SET TASK
Write out the entire listing below exactly as it appears, minus any pictures.

EXCERPTED RECORDS

▬▬▬▬▬▬

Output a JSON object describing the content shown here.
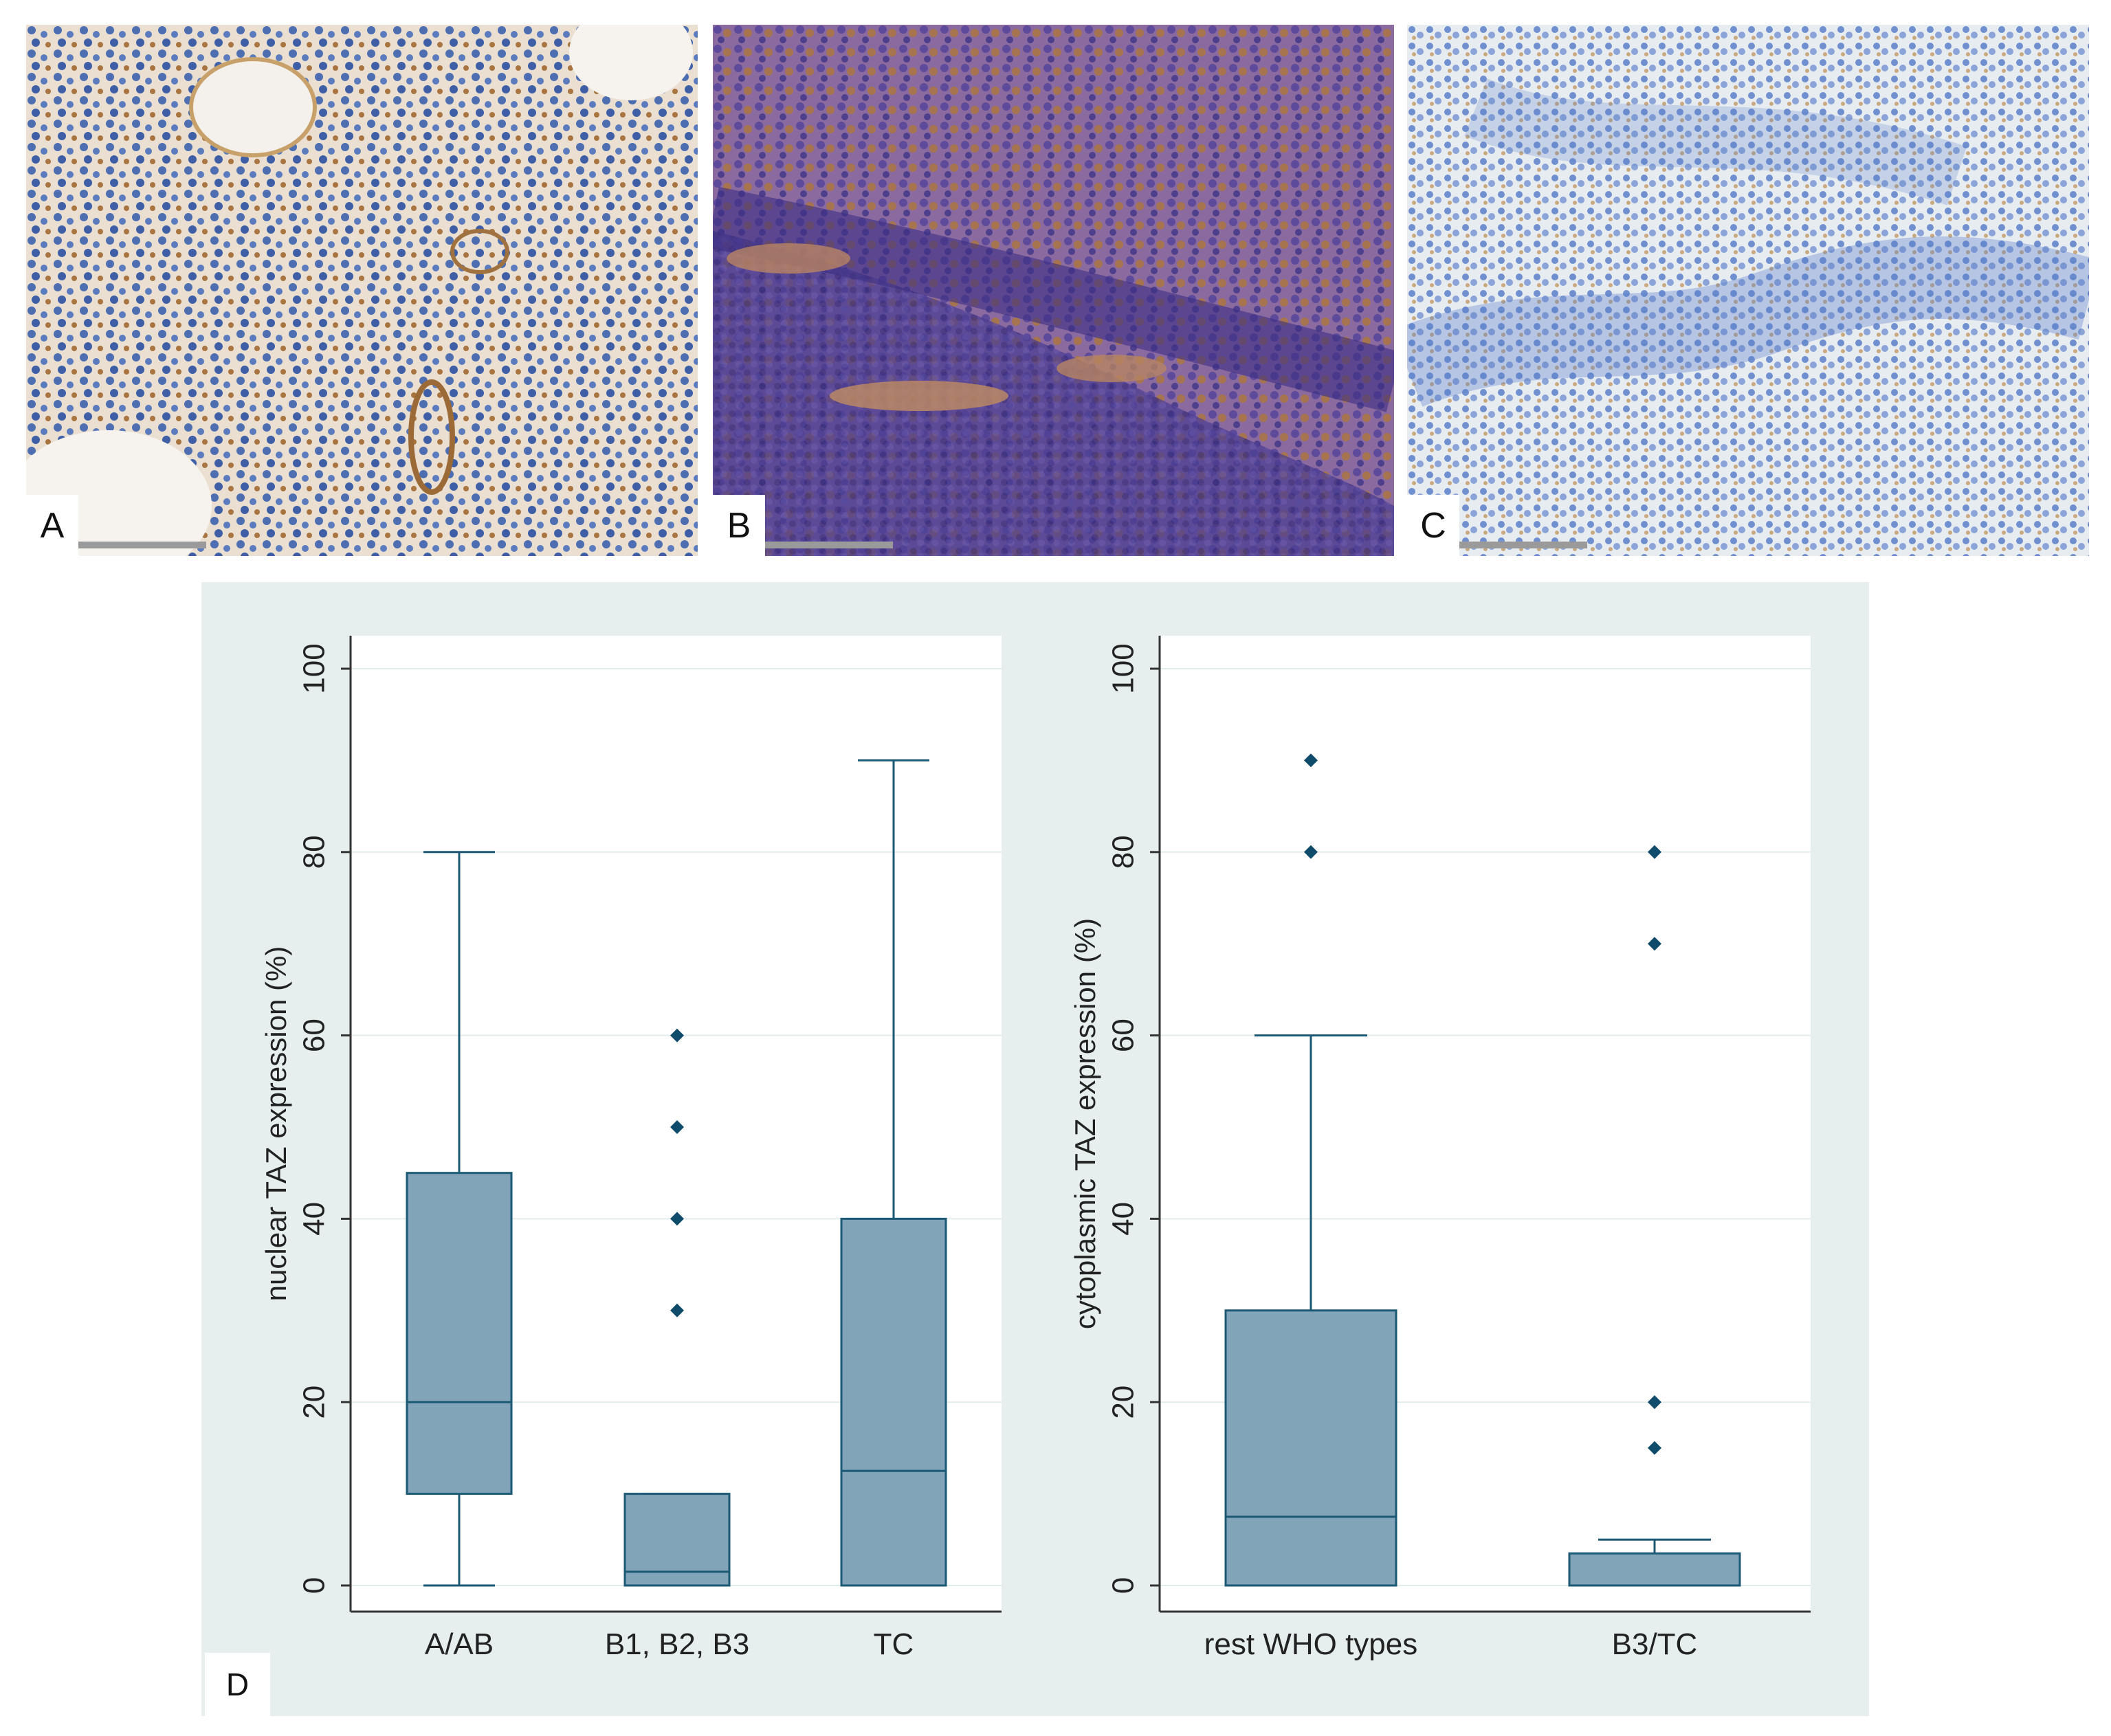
{
  "panels": {
    "A": {
      "label": "A"
    },
    "B": {
      "label": "B"
    },
    "C": {
      "label": "C"
    },
    "D": {
      "label": "D"
    }
  },
  "colors": {
    "box_fill": "#81a4b8",
    "box_stroke": "#1b5975",
    "point": "#0f4c6b",
    "chart_panel_bg": "#e6eeee",
    "plot_bg": "#ffffff",
    "grid": "#e3ecec",
    "he_pink_A": "#e9dfd2",
    "he_purple_B": "#6f5a9f",
    "he_blue_C": "#cfdbe8"
  },
  "chart_data": [
    {
      "type": "box",
      "ylabel": "nuclear TAZ expression (%)",
      "ylim": [
        0,
        100
      ],
      "yticks": [
        0,
        20,
        40,
        60,
        80,
        100
      ],
      "grid": true,
      "categories": [
        "A/AB",
        "B1, B2, B3",
        "TC"
      ],
      "boxes": [
        {
          "category": "A/AB",
          "min": 0,
          "q1": 10,
          "median": 20,
          "q3": 45,
          "max": 80,
          "outliers": []
        },
        {
          "category": "B1, B2, B3",
          "min": 0,
          "q1": 0,
          "median": 1.5,
          "q3": 10,
          "max": 10,
          "outliers": [
            30,
            40,
            50,
            60
          ]
        },
        {
          "category": "TC",
          "min": 0,
          "q1": 0,
          "median": 12.5,
          "q3": 40,
          "max": 90,
          "outliers": []
        }
      ]
    },
    {
      "type": "box",
      "ylabel": "cytoplasmic TAZ expression (%)",
      "ylim": [
        0,
        100
      ],
      "yticks": [
        0,
        20,
        40,
        60,
        80,
        100
      ],
      "grid": true,
      "categories": [
        "rest WHO types",
        "B3/TC"
      ],
      "boxes": [
        {
          "category": "rest WHO types",
          "min": 0,
          "q1": 0,
          "median": 7.5,
          "q3": 30,
          "max": 60,
          "outliers": [
            80,
            90
          ]
        },
        {
          "category": "B3/TC",
          "min": 0,
          "q1": 0,
          "median": 0,
          "q3": 3.5,
          "max": 5,
          "outliers": [
            15,
            20,
            70,
            80
          ]
        }
      ]
    }
  ]
}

▬▬▬▬▬▬

RESULT
Output a JSON object describing the content shown here.
{
  "panels": {
    "A": {
      "label": "A"
    },
    "B": {
      "label": "B"
    },
    "C": {
      "label": "C"
    },
    "D": {
      "label": "D"
    }
  },
  "colors": {
    "box_fill": "#81a4b8",
    "box_stroke": "#1b5975",
    "point": "#0f4c6b",
    "chart_panel_bg": "#e6eeee",
    "plot_bg": "#ffffff",
    "grid": "#e3ecec",
    "he_pink_A": "#e9dfd2",
    "he_purple_B": "#6f5a9f",
    "he_blue_C": "#cfdbe8"
  },
  "chart_data": [
    {
      "type": "box",
      "ylabel": "nuclear TAZ expression (%)",
      "ylim": [
        0,
        100
      ],
      "yticks": [
        0,
        20,
        40,
        60,
        80,
        100
      ],
      "grid": true,
      "categories": [
        "A/AB",
        "B1, B2, B3",
        "TC"
      ],
      "boxes": [
        {
          "category": "A/AB",
          "min": 0,
          "q1": 10,
          "median": 20,
          "q3": 45,
          "max": 80,
          "outliers": []
        },
        {
          "category": "B1, B2, B3",
          "min": 0,
          "q1": 0,
          "median": 1.5,
          "q3": 10,
          "max": 10,
          "outliers": [
            30,
            40,
            50,
            60
          ]
        },
        {
          "category": "TC",
          "min": 0,
          "q1": 0,
          "median": 12.5,
          "q3": 40,
          "max": 90,
          "outliers": []
        }
      ]
    },
    {
      "type": "box",
      "ylabel": "cytoplasmic TAZ expression (%)",
      "ylim": [
        0,
        100
      ],
      "yticks": [
        0,
        20,
        40,
        60,
        80,
        100
      ],
      "grid": true,
      "categories": [
        "rest WHO types",
        "B3/TC"
      ],
      "boxes": [
        {
          "category": "rest WHO types",
          "min": 0,
          "q1": 0,
          "median": 7.5,
          "q3": 30,
          "max": 60,
          "outliers": [
            80,
            90
          ]
        },
        {
          "category": "B3/TC",
          "min": 0,
          "q1": 0,
          "median": 0,
          "q3": 3.5,
          "max": 5,
          "outliers": [
            15,
            20,
            70,
            80
          ]
        }
      ]
    }
  ]
}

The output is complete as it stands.